# Instructions for the task
Pull out every line of the listing below where "Aufgabe" appears.

[Figure contents as structured data]
================
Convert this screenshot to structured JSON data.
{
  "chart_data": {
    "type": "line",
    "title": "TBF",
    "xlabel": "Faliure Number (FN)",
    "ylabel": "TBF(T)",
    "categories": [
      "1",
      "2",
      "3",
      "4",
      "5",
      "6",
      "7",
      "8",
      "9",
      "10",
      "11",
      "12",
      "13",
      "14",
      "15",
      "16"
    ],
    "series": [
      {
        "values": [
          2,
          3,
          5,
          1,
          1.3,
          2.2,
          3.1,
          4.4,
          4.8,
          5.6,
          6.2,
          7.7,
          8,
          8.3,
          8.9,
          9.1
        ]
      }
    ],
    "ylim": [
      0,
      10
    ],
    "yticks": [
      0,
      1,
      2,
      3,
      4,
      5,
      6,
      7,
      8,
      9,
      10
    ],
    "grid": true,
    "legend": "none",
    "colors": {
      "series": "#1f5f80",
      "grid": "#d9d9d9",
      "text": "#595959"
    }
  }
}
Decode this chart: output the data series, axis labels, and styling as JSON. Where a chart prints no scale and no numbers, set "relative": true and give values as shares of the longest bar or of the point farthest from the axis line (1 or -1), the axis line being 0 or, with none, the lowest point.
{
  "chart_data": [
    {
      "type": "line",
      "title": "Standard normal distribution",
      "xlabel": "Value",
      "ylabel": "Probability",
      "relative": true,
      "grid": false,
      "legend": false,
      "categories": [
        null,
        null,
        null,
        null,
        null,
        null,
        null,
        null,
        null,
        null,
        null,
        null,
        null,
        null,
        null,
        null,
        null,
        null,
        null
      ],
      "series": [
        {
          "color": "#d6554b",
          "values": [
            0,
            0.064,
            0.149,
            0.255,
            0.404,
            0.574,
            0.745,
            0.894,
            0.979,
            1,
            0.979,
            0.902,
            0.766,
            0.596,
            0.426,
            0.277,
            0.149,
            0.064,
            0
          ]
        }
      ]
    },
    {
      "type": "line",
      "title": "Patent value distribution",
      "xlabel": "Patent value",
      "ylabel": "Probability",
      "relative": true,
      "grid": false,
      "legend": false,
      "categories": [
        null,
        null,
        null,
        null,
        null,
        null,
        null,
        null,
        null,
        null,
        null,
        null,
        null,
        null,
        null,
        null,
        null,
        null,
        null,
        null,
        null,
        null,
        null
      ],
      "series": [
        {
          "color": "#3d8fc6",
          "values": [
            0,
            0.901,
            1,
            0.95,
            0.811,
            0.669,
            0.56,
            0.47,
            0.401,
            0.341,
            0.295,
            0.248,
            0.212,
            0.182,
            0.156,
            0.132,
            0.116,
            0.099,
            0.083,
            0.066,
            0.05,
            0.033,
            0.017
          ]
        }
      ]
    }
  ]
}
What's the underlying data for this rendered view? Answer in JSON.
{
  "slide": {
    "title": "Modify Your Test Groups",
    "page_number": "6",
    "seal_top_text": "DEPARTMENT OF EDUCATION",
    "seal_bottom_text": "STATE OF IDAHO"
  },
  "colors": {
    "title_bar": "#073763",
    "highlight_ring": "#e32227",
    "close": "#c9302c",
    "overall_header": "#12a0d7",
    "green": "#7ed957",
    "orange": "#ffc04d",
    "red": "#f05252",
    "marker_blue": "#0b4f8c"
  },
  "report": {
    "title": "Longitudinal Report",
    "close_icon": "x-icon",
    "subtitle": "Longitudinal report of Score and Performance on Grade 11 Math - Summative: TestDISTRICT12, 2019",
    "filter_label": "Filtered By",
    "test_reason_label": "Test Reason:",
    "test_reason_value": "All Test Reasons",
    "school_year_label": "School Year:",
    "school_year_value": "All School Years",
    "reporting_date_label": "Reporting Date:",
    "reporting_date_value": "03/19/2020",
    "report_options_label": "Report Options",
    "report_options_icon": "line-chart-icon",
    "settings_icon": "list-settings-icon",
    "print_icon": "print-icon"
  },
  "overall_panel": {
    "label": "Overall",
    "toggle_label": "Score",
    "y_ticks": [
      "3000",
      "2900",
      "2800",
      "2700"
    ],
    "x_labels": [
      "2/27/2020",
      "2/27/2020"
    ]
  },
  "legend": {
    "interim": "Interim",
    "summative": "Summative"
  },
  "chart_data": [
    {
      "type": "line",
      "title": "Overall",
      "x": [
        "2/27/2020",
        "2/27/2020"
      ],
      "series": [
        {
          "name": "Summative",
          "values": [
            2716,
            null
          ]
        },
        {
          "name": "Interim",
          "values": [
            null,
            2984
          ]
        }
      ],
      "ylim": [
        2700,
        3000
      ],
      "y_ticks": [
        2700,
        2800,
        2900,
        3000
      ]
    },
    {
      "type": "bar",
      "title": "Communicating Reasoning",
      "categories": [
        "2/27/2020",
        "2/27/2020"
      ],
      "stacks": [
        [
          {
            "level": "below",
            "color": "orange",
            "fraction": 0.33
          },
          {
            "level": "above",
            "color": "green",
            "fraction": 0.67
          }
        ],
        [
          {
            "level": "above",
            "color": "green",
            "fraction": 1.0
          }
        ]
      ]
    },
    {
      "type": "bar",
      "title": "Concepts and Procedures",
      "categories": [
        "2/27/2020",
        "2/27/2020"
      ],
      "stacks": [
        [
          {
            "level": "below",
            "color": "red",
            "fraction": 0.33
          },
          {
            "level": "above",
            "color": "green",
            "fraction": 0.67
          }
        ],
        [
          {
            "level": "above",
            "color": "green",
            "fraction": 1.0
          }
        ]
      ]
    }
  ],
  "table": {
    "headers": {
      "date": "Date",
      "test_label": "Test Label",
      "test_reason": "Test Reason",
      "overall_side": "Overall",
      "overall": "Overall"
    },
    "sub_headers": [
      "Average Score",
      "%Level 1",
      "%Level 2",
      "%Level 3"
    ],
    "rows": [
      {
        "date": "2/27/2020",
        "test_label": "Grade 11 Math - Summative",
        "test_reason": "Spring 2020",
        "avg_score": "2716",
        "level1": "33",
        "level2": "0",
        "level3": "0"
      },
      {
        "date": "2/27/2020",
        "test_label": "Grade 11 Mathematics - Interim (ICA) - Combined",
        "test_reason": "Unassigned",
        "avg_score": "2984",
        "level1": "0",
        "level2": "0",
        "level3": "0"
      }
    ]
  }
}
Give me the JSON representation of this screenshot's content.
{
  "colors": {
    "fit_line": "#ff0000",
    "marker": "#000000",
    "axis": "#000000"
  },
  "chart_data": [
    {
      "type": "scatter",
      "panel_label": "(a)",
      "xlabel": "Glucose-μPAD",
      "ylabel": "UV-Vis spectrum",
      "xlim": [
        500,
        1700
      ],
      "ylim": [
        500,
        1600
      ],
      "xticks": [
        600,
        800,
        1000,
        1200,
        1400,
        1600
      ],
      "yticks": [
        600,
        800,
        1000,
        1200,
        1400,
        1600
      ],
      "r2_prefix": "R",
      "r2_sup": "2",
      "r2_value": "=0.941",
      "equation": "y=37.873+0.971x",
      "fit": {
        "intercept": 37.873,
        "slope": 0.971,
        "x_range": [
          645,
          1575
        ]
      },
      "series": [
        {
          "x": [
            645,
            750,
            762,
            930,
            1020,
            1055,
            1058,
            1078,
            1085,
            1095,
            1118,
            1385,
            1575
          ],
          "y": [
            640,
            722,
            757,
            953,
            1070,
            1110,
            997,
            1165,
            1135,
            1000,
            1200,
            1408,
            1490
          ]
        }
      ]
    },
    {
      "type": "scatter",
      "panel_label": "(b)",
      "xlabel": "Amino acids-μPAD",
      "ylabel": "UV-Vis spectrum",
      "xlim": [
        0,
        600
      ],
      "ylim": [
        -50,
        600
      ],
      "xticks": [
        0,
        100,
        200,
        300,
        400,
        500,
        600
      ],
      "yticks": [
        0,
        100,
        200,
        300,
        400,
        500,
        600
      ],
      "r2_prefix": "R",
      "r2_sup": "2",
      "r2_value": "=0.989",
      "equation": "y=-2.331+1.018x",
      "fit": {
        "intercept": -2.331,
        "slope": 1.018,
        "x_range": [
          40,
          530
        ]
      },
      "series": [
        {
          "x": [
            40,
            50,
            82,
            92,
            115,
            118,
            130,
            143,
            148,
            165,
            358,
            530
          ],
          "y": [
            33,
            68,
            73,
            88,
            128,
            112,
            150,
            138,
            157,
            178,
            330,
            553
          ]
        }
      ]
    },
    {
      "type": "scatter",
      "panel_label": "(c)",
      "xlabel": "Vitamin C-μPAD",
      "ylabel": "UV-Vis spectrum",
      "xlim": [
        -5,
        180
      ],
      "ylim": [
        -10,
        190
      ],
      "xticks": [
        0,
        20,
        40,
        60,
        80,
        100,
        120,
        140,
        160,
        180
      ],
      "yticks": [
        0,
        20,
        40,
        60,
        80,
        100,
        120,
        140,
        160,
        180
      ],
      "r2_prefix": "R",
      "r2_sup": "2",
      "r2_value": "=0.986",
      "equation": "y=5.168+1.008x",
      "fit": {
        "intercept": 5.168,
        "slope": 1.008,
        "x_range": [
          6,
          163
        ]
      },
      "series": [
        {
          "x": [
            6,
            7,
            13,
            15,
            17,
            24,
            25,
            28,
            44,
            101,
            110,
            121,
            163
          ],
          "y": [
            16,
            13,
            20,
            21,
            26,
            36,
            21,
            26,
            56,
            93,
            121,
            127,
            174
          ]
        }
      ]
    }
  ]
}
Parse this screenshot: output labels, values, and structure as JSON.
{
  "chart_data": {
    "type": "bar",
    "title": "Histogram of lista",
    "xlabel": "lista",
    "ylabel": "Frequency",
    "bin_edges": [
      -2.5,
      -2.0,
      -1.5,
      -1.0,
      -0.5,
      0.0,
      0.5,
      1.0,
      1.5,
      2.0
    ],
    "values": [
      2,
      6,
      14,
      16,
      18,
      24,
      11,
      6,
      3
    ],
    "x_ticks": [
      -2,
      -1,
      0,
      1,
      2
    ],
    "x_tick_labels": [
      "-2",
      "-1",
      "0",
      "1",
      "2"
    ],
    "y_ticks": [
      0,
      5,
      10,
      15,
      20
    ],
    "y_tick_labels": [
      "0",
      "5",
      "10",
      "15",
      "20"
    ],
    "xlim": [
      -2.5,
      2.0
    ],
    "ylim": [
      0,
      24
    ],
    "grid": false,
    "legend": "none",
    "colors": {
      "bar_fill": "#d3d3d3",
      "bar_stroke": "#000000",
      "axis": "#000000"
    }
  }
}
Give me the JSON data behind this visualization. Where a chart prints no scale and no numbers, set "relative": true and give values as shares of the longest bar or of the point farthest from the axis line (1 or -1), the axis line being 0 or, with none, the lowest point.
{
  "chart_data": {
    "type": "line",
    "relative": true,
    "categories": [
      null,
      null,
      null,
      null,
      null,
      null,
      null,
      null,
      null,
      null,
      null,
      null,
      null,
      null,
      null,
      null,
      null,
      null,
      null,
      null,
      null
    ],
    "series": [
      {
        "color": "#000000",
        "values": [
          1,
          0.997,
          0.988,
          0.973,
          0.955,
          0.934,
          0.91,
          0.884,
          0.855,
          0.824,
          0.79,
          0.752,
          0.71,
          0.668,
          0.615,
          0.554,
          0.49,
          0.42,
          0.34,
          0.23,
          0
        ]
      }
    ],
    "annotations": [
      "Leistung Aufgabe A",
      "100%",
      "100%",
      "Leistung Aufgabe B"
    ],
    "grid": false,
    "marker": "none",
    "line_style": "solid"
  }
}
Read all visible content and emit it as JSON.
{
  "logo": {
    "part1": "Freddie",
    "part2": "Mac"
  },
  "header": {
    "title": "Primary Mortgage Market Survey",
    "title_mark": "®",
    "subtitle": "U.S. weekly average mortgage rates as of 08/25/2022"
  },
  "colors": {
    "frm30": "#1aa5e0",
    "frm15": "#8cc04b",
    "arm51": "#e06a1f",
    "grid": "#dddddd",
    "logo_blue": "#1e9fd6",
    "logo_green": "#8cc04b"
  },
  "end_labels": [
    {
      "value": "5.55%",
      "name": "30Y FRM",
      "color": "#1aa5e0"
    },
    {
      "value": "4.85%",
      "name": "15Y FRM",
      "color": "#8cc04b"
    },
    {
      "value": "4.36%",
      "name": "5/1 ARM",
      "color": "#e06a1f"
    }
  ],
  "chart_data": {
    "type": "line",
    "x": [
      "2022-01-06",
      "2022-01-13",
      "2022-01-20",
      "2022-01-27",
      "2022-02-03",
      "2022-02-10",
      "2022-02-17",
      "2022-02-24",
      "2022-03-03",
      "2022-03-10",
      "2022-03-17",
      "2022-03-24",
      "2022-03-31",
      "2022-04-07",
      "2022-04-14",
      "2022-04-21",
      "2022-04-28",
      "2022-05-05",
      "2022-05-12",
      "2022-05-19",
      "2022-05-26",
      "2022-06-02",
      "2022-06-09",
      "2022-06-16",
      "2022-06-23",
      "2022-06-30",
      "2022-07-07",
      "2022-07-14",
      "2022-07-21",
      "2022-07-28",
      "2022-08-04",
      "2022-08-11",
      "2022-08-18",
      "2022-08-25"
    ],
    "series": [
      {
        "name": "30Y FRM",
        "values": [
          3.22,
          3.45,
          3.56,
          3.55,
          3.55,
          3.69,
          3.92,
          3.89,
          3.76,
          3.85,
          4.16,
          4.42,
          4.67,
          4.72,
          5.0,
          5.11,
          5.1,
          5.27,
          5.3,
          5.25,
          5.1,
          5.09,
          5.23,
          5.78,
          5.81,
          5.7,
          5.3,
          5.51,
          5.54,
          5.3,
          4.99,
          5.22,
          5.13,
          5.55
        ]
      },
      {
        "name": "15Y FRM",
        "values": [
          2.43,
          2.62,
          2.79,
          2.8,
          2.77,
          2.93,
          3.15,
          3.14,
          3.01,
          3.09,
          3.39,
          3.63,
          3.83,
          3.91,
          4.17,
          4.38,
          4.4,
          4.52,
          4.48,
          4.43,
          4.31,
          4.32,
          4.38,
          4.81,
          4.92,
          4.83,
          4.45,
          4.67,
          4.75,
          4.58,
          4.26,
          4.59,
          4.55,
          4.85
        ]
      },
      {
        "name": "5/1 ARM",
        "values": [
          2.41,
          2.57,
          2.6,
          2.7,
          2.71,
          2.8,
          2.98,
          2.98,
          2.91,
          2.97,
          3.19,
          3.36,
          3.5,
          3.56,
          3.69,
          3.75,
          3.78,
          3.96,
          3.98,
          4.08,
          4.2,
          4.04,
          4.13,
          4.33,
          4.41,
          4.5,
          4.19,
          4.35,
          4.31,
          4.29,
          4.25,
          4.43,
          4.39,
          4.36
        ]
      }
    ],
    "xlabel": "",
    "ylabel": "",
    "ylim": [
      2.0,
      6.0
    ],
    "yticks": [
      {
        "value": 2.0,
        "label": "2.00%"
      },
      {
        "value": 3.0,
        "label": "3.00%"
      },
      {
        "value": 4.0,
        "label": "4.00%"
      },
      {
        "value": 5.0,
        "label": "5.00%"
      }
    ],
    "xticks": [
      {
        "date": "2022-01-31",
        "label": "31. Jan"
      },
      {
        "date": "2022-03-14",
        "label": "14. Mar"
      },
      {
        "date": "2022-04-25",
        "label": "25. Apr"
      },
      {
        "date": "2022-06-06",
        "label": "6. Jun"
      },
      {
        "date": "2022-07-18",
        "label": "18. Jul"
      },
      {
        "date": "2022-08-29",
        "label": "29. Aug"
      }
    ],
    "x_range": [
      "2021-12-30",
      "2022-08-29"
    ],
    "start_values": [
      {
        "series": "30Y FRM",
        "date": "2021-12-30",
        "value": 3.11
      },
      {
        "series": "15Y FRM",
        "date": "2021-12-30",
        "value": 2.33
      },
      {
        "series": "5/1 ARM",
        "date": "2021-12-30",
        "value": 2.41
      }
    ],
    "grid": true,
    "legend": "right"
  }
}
================
# Response
      "Leistung Aufgabe A",
      "Leistung Aufgabe B"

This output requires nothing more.